**Written task**
Copy out the entries exactly, from the first line to the last.

**Extracted information**
----

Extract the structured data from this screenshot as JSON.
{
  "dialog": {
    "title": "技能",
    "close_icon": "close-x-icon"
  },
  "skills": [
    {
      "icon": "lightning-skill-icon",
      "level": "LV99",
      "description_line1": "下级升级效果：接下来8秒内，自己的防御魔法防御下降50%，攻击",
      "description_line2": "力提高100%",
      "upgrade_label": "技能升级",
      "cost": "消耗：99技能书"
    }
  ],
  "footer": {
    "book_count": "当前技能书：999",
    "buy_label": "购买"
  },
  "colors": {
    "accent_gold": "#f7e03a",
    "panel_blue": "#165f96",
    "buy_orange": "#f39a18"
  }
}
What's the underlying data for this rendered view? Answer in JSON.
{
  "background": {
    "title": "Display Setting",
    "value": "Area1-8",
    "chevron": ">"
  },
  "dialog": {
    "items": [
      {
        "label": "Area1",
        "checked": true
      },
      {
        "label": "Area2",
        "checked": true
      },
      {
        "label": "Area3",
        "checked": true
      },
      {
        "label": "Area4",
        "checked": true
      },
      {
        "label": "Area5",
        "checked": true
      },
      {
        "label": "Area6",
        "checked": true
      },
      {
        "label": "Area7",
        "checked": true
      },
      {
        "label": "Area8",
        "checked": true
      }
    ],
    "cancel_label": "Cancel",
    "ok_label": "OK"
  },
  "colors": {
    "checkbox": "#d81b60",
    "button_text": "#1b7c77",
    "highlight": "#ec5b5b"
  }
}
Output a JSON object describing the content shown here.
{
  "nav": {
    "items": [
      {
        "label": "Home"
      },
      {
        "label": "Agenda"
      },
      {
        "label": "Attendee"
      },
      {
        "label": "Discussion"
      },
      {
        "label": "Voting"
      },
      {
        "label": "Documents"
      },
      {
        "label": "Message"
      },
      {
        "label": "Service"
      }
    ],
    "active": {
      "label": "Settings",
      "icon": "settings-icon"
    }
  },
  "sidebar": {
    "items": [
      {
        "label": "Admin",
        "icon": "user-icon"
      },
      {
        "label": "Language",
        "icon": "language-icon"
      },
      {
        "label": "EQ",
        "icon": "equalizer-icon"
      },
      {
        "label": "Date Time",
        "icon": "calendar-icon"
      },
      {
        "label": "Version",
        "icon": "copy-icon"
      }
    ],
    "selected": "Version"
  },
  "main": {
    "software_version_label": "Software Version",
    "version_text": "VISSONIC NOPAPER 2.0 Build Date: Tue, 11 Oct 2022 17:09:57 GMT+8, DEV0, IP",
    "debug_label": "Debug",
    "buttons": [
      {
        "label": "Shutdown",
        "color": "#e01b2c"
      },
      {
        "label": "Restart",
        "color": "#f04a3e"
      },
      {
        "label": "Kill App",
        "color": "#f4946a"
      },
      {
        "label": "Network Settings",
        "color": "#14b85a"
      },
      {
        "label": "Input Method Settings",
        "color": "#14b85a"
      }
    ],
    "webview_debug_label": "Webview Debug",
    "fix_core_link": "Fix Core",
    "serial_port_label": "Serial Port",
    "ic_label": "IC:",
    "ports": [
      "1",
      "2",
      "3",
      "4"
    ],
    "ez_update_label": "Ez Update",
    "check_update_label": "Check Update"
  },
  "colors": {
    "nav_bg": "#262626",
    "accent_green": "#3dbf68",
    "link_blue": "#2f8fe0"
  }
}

----

**Written solution**
Extract the structured data from this screenshot as JSON.
{
  "dialog": {
    "title": "技能",
    "close_icon": "close-x-icon"
  },
  "skills": [
    {
      "icon": "lightning-skill-icon",
      "level": "LV99",
      "description_line1": "下级升级效果：接下来8秒内，自己的防御魔法防御下降50%，攻击",
      "description_line2": "力提高100%",
      "upgrade_label": "技能升级",
      "cost": "消耗：99技能书"
    }
  ],
  "footer": {
    "book_count": "当前技能书：999",
    "buy_label": "购买"
  },
  "colors": {
    "accent_gold": "#f7e03a",
    "panel_blue": "#165f96",
    "buy_orange": "#f39a18"
  }
}
What's the underlying data for this rendered view? Answer in JSON.
{
  "background": {
    "title": "Display Setting",
    "value": "Area1-8",
    "chevron": ">"
  },
  "dialog": {
    "items": [
      {
        "label": "Area1",
        "checked": true
      },
      {
        "label": "Area2",
        "checked": true
      },
      {
        "label": "Area3",
        "checked": true
      },
      {
        "label": "Area4",
        "checked": true
      },
      {
        "label": "Area5",
        "checked": true
      },
      {
        "label": "Area6",
        "checked": true
      },
      {
        "label": "Area7",
        "checked": true
      },
      {
        "label": "Area8",
        "checked": true
      }
    ],
    "cancel_label": "Cancel",
    "ok_label": "OK"
  },
  "colors": {
    "checkbox": "#d81b60",
    "button_text": "#1b7c77",
    "highlight": "#ec5b5b"
  }
}
Output a JSON object describing the content shown here.
{
  "nav": {
    "items": [
      {
        "label": "Home"
      },
      {
        "label": "Agenda"
      },
      {
        "label": "Attendee"
      },
      {
        "label": "Discussion"
      },
      {
        "label": "Voting"
      },
      {
        "label": "Documents"
      },
      {
        "label": "Message"
      },
      {
        "label": "Service"
      }
    ],
    "active": {
      "label": "Settings",
      "icon": "settings-icon"
    }
  },
  "sidebar": {
    "items": [
      {
        "label": "Admin",
        "icon": "user-icon"
      },
      {
        "label": "Language",
        "icon": "language-icon"
      },
      {
        "label": "EQ",
        "icon": "equalizer-icon"
      },
      {
        "label": "Date Time",
        "icon": "calendar-icon"
      },
      {
        "label": "Version",
        "icon": "copy-icon"
      }
    ],
    "selected": "Version"
  },
  "main": {
    "software_version_label": "Software Version",
    "version_text": "VISSONIC NOPAPER 2.0 Build Date: Tue, 11 Oct 2022 17:09:57 GMT+8, DEV0, IP",
    "debug_label": "Debug",
    "buttons": [
      {
        "label": "Shutdown",
        "color": "#e01b2c"
      },
      {
        "label": "Restart",
        "color": "#f04a3e"
      },
      {
        "label": "Kill App",
        "color": "#f4946a"
      },
      {
        "label": "Network Settings",
        "color": "#14b85a"
      },
      {
        "label": "Input Method Settings",
        "color": "#14b85a"
      }
    ],
    "webview_debug_label": "Webview Debug",
    "fix_core_link": "Fix Core",
    "serial_port_label": "Serial Port",
    "ic_label": "IC:",
    "ports": [
      "1",
      "2",
      "3",
      "4"
    ],
    "ez_update_label": "Ez Update",
    "check_update_label": "Check Update"
  },
  "colors": {
    "nav_bg": "#262626",
    "accent_green": "#3dbf68",
    "link_blue": "#2f8fe0"
  }
}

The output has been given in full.